INSTRUCTIONS TO FOLLOW: Set down each line of the material that follows, exactly, with no pictures.

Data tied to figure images

= = = = = = =

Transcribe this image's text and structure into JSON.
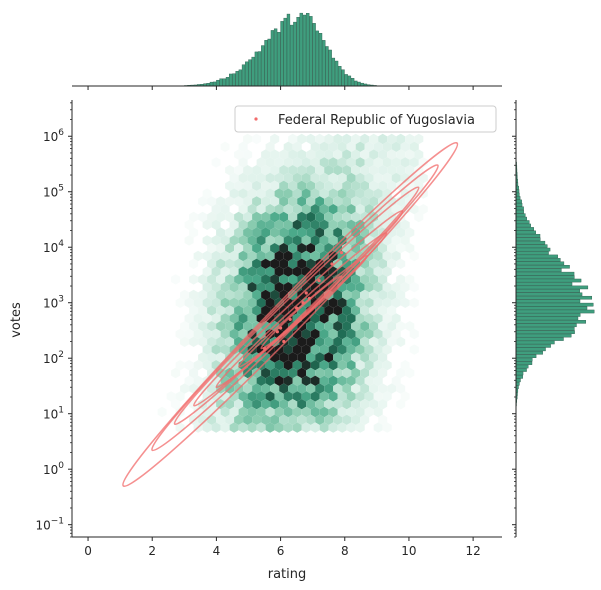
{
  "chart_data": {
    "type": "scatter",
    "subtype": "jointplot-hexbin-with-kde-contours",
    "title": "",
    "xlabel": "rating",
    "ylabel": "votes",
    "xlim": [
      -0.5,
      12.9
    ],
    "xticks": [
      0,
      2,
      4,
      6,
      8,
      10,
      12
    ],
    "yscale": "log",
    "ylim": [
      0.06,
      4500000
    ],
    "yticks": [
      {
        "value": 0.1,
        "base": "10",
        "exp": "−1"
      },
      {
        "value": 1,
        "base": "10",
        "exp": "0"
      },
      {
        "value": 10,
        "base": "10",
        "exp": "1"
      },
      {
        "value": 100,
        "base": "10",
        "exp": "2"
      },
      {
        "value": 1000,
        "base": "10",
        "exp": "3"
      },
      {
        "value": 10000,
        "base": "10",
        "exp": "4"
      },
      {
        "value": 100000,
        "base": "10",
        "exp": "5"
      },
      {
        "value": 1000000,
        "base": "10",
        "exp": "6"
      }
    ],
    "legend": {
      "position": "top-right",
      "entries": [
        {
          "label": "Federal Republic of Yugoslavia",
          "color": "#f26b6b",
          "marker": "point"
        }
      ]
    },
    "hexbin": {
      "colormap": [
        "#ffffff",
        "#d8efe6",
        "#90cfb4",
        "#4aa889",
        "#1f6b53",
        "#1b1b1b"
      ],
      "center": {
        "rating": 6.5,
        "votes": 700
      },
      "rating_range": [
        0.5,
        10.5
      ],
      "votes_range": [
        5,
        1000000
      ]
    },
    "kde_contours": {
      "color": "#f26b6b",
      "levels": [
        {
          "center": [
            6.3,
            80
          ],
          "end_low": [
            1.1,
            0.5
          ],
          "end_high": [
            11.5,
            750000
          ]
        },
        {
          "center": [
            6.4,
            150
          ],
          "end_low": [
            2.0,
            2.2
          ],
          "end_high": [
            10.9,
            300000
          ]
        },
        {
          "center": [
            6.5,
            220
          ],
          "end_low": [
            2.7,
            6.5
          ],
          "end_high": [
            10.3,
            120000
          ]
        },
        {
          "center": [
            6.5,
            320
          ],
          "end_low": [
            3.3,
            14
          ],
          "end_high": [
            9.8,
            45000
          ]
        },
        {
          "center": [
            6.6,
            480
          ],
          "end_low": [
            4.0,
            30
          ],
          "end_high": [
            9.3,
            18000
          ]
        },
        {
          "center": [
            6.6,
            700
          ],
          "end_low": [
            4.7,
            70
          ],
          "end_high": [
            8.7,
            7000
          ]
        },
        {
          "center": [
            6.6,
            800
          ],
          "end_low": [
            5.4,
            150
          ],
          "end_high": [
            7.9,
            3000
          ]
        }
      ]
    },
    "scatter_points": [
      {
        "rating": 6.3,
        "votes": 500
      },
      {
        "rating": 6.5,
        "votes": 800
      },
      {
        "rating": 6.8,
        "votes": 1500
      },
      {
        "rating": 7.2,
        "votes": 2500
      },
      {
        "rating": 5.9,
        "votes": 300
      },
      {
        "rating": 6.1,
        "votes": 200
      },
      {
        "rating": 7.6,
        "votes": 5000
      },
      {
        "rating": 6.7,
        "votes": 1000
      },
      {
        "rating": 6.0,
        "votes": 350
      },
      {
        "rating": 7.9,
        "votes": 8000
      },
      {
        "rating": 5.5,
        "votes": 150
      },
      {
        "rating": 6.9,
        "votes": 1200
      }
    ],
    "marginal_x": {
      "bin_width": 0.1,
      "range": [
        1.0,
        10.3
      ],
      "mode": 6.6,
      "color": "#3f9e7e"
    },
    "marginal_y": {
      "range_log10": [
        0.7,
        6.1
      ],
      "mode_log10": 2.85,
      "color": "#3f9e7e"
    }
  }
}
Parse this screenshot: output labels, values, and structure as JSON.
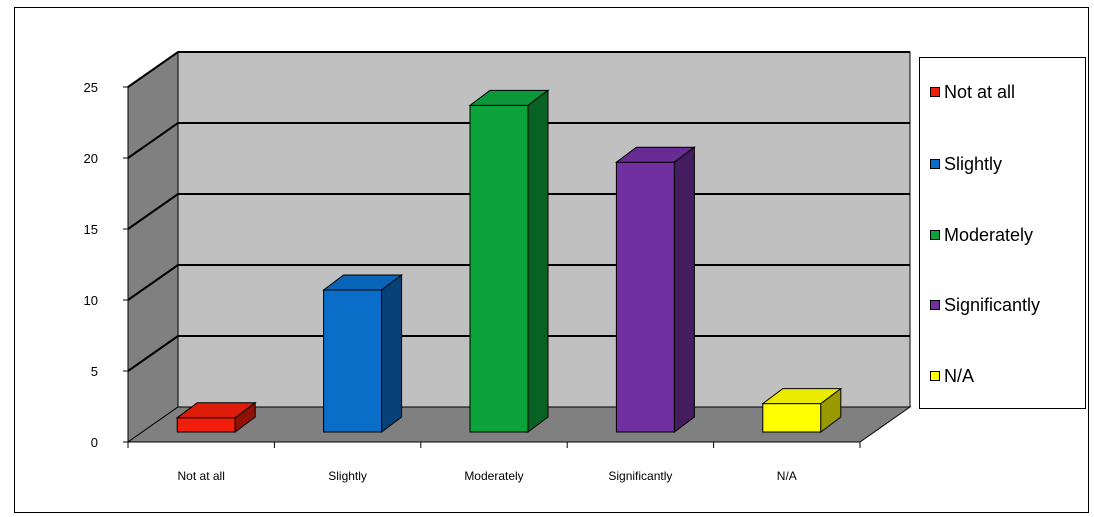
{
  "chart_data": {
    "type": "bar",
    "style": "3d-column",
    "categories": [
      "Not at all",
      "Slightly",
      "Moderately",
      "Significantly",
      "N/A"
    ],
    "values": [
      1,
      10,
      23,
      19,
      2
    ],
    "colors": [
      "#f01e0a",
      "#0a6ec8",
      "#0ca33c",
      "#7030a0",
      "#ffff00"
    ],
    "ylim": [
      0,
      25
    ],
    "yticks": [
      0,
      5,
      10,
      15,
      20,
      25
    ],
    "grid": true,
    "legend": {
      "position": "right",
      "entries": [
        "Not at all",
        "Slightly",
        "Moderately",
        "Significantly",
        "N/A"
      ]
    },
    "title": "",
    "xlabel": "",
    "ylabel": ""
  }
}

= = = = = = =

FINAL RESULT:
Transcribe this image's text and structure into JSON.
{
  "chart_data": {
    "type": "scatter",
    "subtype": "jointplot-hexbin-with-kde-contours",
    "title": "",
    "xlabel": "rating",
    "ylabel": "votes",
    "xlim": [
      -0.5,
      12.9
    ],
    "xticks": [
      0,
      2,
      4,
      6,
      8,
      10,
      12
    ],
    "yscale": "log",
    "ylim": [
      0.06,
      4500000
    ],
    "yticks": [
      {
        "value": 0.1,
        "base": "10",
        "exp": "−1"
      },
      {
        "value": 1,
        "base": "10",
        "exp": "0"
      },
      {
        "value": 10,
        "base": "10",
        "exp": "1"
      },
      {
        "value": 100,
        "base": "10",
        "exp": "2"
      },
      {
        "value": 1000,
        "base": "10",
        "exp": "3"
      },
      {
        "value": 10000,
        "base": "10",
        "exp": "4"
      },
      {
        "value": 100000,
        "base": "10",
        "exp": "5"
      },
      {
        "value": 1000000,
        "base": "10",
        "exp": "6"
      }
    ],
    "legend": {
      "position": "top-right",
      "entries": [
        {
          "label": "Federal Republic of Yugoslavia",
          "color": "#f26b6b",
          "marker": "point"
        }
      ]
    },
    "hexbin": {
      "colormap": [
        "#ffffff",
        "#d8efe6",
        "#90cfb4",
        "#4aa889",
        "#1f6b53",
        "#1b1b1b"
      ],
      "center": {
        "rating": 6.5,
        "votes": 700
      },
      "rating_range": [
        0.5,
        10.5
      ],
      "votes_range": [
        5,
        1000000
      ]
    },
    "kde_contours": {
      "color": "#f26b6b",
      "levels": [
        {
          "center": [
            6.3,
            80
          ],
          "end_low": [
            1.1,
            0.5
          ],
          "end_high": [
            11.5,
            750000
          ]
        },
        {
          "center": [
            6.4,
            150
          ],
          "end_low": [
            2.0,
            2.2
          ],
          "end_high": [
            10.9,
            300000
          ]
        },
        {
          "center": [
            6.5,
            220
          ],
          "end_low": [
            2.7,
            6.5
          ],
          "end_high": [
            10.3,
            120000
          ]
        },
        {
          "center": [
            6.5,
            320
          ],
          "end_low": [
            3.3,
            14
          ],
          "end_high": [
            9.8,
            45000
          ]
        },
        {
          "center": [
            6.6,
            480
          ],
          "end_low": [
            4.0,
            30
          ],
          "end_high": [
            9.3,
            18000
          ]
        },
        {
          "center": [
            6.6,
            700
          ],
          "end_low": [
            4.7,
            70
          ],
          "end_high": [
            8.7,
            7000
          ]
        },
        {
          "center": [
            6.6,
            800
          ],
          "end_low": [
            5.4,
            150
          ],
          "end_high": [
            7.9,
            3000
          ]
        }
      ]
    },
    "scatter_points": [
      {
        "rating": 6.3,
        "votes": 500
      },
      {
        "rating": 6.5,
        "votes": 800
      },
      {
        "rating": 6.8,
        "votes": 1500
      },
      {
        "rating": 7.2,
        "votes": 2500
      },
      {
        "rating": 5.9,
        "votes": 300
      },
      {
        "rating": 6.1,
        "votes": 200
      },
      {
        "rating": 7.6,
        "votes": 5000
      },
      {
        "rating": 6.7,
        "votes": 1000
      },
      {
        "rating": 6.0,
        "votes": 350
      },
      {
        "rating": 7.9,
        "votes": 8000
      },
      {
        "rating": 5.5,
        "votes": 150
      },
      {
        "rating": 6.9,
        "votes": 1200
      }
    ],
    "marginal_x": {
      "bin_width": 0.1,
      "range": [
        1.0,
        10.3
      ],
      "mode": 6.6,
      "color": "#3f9e7e"
    },
    "marginal_y": {
      "range_log10": [
        0.7,
        6.1
      ],
      "mode_log10": 2.85,
      "color": "#3f9e7e"
    }
  }
}
Parse this screenshot: output labels, values, and structure as JSON.
{
  "chart_data": {
    "type": "bar",
    "style": "3d-column",
    "categories": [
      "Not at all",
      "Slightly",
      "Moderately",
      "Significantly",
      "N/A"
    ],
    "values": [
      1,
      10,
      23,
      19,
      2
    ],
    "colors": [
      "#f01e0a",
      "#0a6ec8",
      "#0ca33c",
      "#7030a0",
      "#ffff00"
    ],
    "ylim": [
      0,
      25
    ],
    "yticks": [
      0,
      5,
      10,
      15,
      20,
      25
    ],
    "grid": true,
    "legend": {
      "position": "right",
      "entries": [
        "Not at all",
        "Slightly",
        "Moderately",
        "Significantly",
        "N/A"
      ]
    },
    "title": "",
    "xlabel": "",
    "ylabel": ""
  }
}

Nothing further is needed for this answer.